▸ **MATERIAL PROVIDED**:
# # # # #
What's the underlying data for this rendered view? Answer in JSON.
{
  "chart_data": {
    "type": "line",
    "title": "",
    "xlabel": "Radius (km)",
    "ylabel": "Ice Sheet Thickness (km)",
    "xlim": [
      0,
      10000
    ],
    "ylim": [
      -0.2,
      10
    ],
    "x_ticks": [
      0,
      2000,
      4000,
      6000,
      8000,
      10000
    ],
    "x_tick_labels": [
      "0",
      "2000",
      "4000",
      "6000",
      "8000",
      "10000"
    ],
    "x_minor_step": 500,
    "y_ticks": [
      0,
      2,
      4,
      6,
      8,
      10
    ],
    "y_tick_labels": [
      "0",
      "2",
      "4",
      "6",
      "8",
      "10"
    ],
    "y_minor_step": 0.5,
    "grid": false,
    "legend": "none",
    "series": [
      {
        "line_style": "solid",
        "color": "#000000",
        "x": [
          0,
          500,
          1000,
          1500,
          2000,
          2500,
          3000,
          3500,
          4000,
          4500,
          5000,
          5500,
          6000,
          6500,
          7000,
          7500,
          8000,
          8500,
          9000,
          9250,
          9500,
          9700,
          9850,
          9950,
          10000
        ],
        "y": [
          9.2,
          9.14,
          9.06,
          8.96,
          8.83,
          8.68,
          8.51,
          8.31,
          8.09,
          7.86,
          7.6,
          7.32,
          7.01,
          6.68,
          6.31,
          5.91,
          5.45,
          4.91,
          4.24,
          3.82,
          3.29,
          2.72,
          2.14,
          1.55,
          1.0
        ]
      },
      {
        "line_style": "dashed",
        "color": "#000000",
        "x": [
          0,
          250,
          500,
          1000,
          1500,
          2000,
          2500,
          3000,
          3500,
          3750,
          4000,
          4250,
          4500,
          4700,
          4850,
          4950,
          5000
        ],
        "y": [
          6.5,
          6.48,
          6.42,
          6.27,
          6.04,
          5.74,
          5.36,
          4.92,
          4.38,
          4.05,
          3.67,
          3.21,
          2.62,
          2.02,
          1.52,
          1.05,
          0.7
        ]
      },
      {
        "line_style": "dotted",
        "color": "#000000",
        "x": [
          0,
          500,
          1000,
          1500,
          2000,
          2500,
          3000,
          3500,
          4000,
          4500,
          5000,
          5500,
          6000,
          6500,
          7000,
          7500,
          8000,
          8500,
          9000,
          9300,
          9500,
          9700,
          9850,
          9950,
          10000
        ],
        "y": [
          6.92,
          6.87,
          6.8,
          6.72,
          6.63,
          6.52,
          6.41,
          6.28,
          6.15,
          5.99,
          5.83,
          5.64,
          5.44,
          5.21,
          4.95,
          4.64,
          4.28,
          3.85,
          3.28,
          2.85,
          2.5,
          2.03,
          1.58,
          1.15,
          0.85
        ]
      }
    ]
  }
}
# # # # #
▸ **PROBLEM TO WORK ON**: Repeat the whole listing exactly, keeping every line intact.

▸ **TASK RESULT**:
What's the underlying data for this rendered view? Answer in JSON.
{
  "chart_data": {
    "type": "line",
    "title": "",
    "xlabel": "Radius (km)",
    "ylabel": "Ice Sheet Thickness (km)",
    "xlim": [
      0,
      10000
    ],
    "ylim": [
      -0.2,
      10
    ],
    "x_ticks": [
      0,
      2000,
      4000,
      6000,
      8000,
      10000
    ],
    "x_tick_labels": [
      "0",
      "2000",
      "4000",
      "6000",
      "8000",
      "10000"
    ],
    "x_minor_step": 500,
    "y_ticks": [
      0,
      2,
      4,
      6,
      8,
      10
    ],
    "y_tick_labels": [
      "0",
      "2",
      "4",
      "6",
      "8",
      "10"
    ],
    "y_minor_step": 0.5,
    "grid": false,
    "legend": "none",
    "series": [
      {
        "line_style": "solid",
        "color": "#000000",
        "x": [
          0,
          500,
          1000,
          1500,
          2000,
          2500,
          3000,
          3500,
          4000,
          4500,
          5000,
          5500,
          6000,
          6500,
          7000,
          7500,
          8000,
          8500,
          9000,
          9250,
          9500,
          9700,
          9850,
          9950,
          10000
        ],
        "y": [
          9.2,
          9.14,
          9.06,
          8.96,
          8.83,
          8.68,
          8.51,
          8.31,
          8.09,
          7.86,
          7.6,
          7.32,
          7.01,
          6.68,
          6.31,
          5.91,
          5.45,
          4.91,
          4.24,
          3.82,
          3.29,
          2.72,
          2.14,
          1.55,
          1.0
        ]
      },
      {
        "line_style": "dashed",
        "color": "#000000",
        "x": [
          0,
          250,
          500,
          1000,
          1500,
          2000,
          2500,
          3000,
          3500,
          3750,
          4000,
          4250,
          4500,
          4700,
          4850,
          4950,
          5000
        ],
        "y": [
          6.5,
          6.48,
          6.42,
          6.27,
          6.04,
          5.74,
          5.36,
          4.92,
          4.38,
          4.05,
          3.67,
          3.21,
          2.62,
          2.02,
          1.52,
          1.05,
          0.7
        ]
      },
      {
        "line_style": "dotted",
        "color": "#000000",
        "x": [
          0,
          500,
          1000,
          1500,
          2000,
          2500,
          3000,
          3500,
          4000,
          4500,
          5000,
          5500,
          6000,
          6500,
          7000,
          7500,
          8000,
          8500,
          9000,
          9300,
          9500,
          9700,
          9850,
          9950,
          10000
        ],
        "y": [
          6.92,
          6.87,
          6.8,
          6.72,
          6.63,
          6.52,
          6.41,
          6.28,
          6.15,
          5.99,
          5.83,
          5.64,
          5.44,
          5.21,
          4.95,
          4.64,
          4.28,
          3.85,
          3.28,
          2.85,
          2.5,
          2.03,
          1.58,
          1.15,
          0.85
        ]
      }
    ]
  }
}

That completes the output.